EXERCISE PROMPT: Look through the records and report how many lines include the word "kritischen", with no other words.

Items from a dataset:
^^^^

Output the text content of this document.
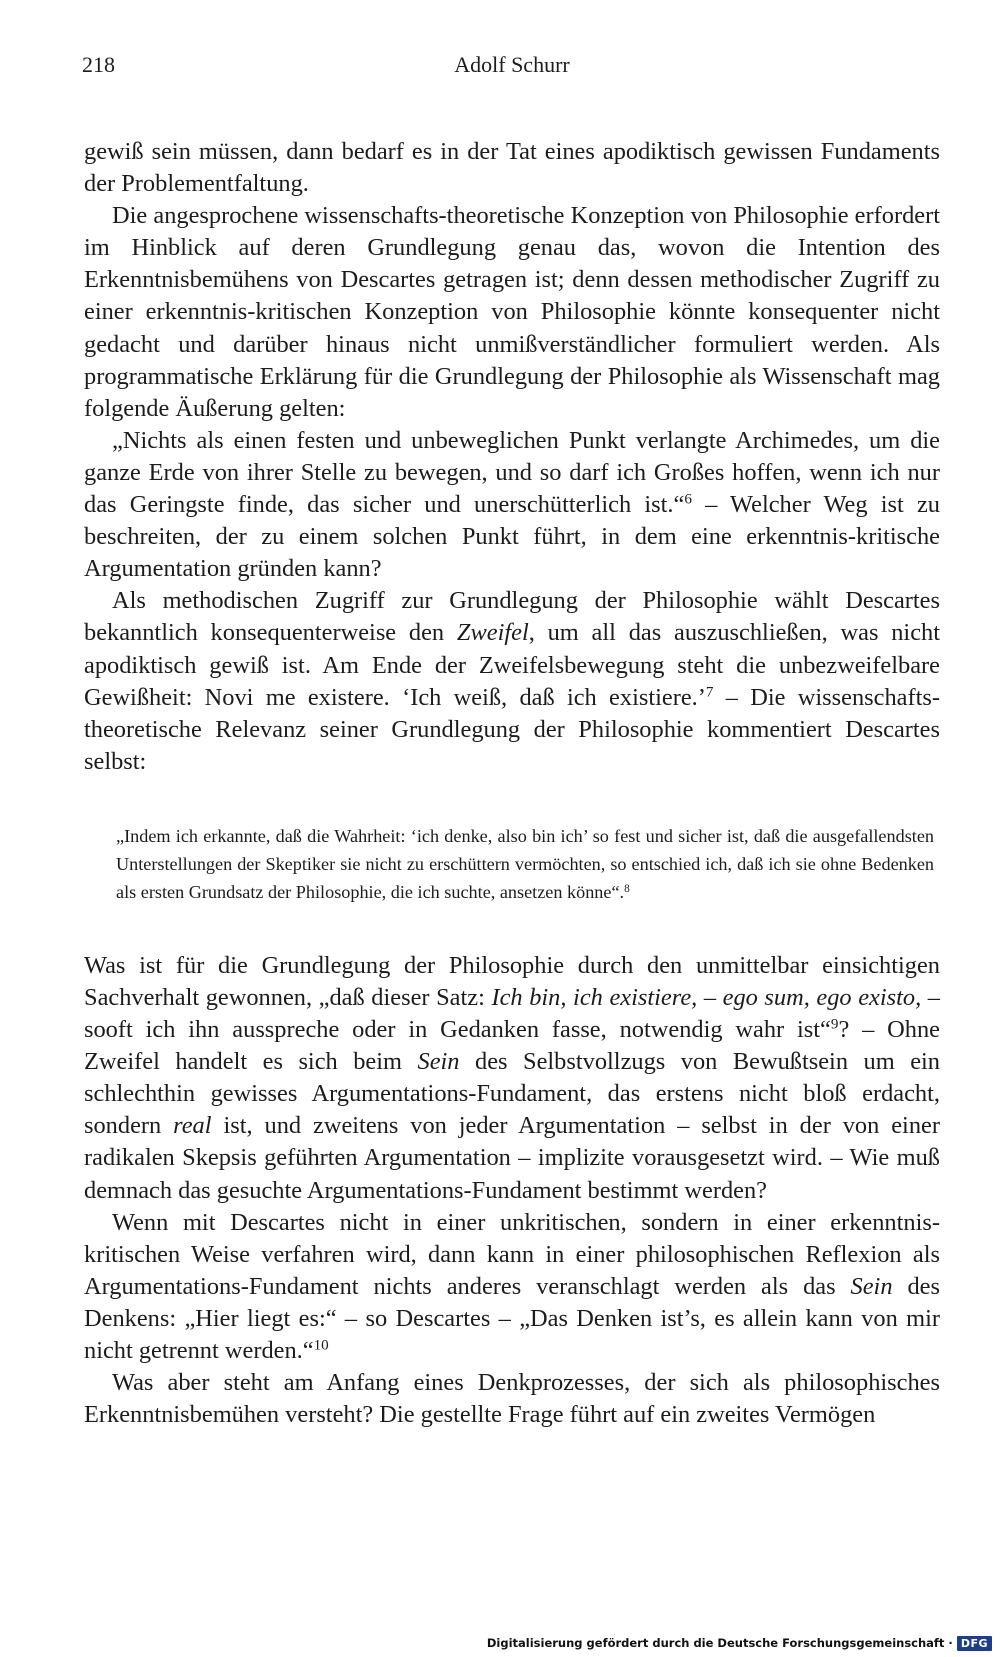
218	Adolf Schurr

gewiß sein müssen, dann bedarf es in der Tat eines apodiktisch gewissen Fundaments der Problementfaltung.

Die angesprochene wissenschafts-theoretische Konzeption von Philosophie erfordert im Hinblick auf deren Grundlegung genau das, wovon die Intention des Erkenntnisbemühens von Descartes getragen ist; denn dessen methodischer Zugriff zu einer erkenntnis-kritischen Konzeption von Philosophie könnte konsequenter nicht gedacht und darüber hinaus nicht unmißverständlicher formuliert werden. Als programmatische Erklärung für die Grundlegung der Philosophie als Wissenschaft mag folgende Äußerung gelten:

„Nichts als einen festen und unbeweglichen Punkt verlangte Archimedes, um die ganze Erde von ihrer Stelle zu bewegen, und so darf ich Großes hoffen, wenn ich nur das Geringste finde, das sicher und unerschütterlich ist.“$^6$ – Welcher Weg ist zu beschreiten, der zu einem solchen Punkt führt, in dem eine erkenntnis-kritische Argumentation gründen kann?

Als methodischen Zugriff zur Grundlegung der Philosophie wählt Descartes bekanntlich konsequenterweise den Zweifel, um all das auszuschließen, was nicht apodiktisch gewiß ist. Am Ende der Zweifelsbewegung steht die unbezweifelbare Gewißheit: Novi me existere. ‘Ich weiß, daß ich existiere.’$^7$ – Die wissenschafts-theoretische Relevanz seiner Grundlegung der Philosophie kommentiert Descartes selbst:

„Indem ich erkannte, daß die Wahrheit: ‘ich denke, also bin ich’ so fest und sicher ist, daß die ausgefallendsten Unterstellungen der Skeptiker sie nicht zu erschüttern vermöchten, so entschied ich, daß ich sie ohne Bedenken als ersten Grundsatz der Philosophie, die ich suchte, ansetzen könne“.$^8$

Was ist für die Grundlegung der Philosophie durch den unmittelbar einsichtigen Sachverhalt gewonnen, „daß dieser Satz: Ich bin, ich existiere, – ego sum, ego existo, – sooft ich ihn ausspreche oder in Gedanken fasse, notwendig wahr ist“$^9$? – Ohne Zweifel handelt es sich beim Sein des Selbstvollzugs von Bewußtsein um ein schlechthin gewisses Argumentations-Fundament, das erstens nicht bloß erdacht, sondern real ist, und zweitens von jeder Argumentation – selbst in der von einer radikalen Skepsis geführten Argumentation – implizite vorausgesetzt wird. – Wie muß demnach das gesuchte Argumentations-Fundament bestimmt werden?

Wenn mit Descartes nicht in einer unkritischen, sondern in einer erkenntnis-kritischen Weise verfahren wird, dann kann in einer philosophischen Reflexion als Argumentations-Fundament nichts anderes veranschlagt werden als das Sein des Denkens: „Hier liegt es:“ – so Descartes – „Das Denken ist’s, es allein kann von mir nicht getrennt werden.“$^{10}$

Was aber steht am Anfang eines Denkprozesses, der sich als philosophisches Erkenntnisbemühen versteht? Die gestellte Frage führt auf ein zweites Vermögen

Digitalisierung gefördert durch die Deutsche Forschungsgemeinschaft · DFG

^^^^

SOLUTION TO THIS EXERCISE: 2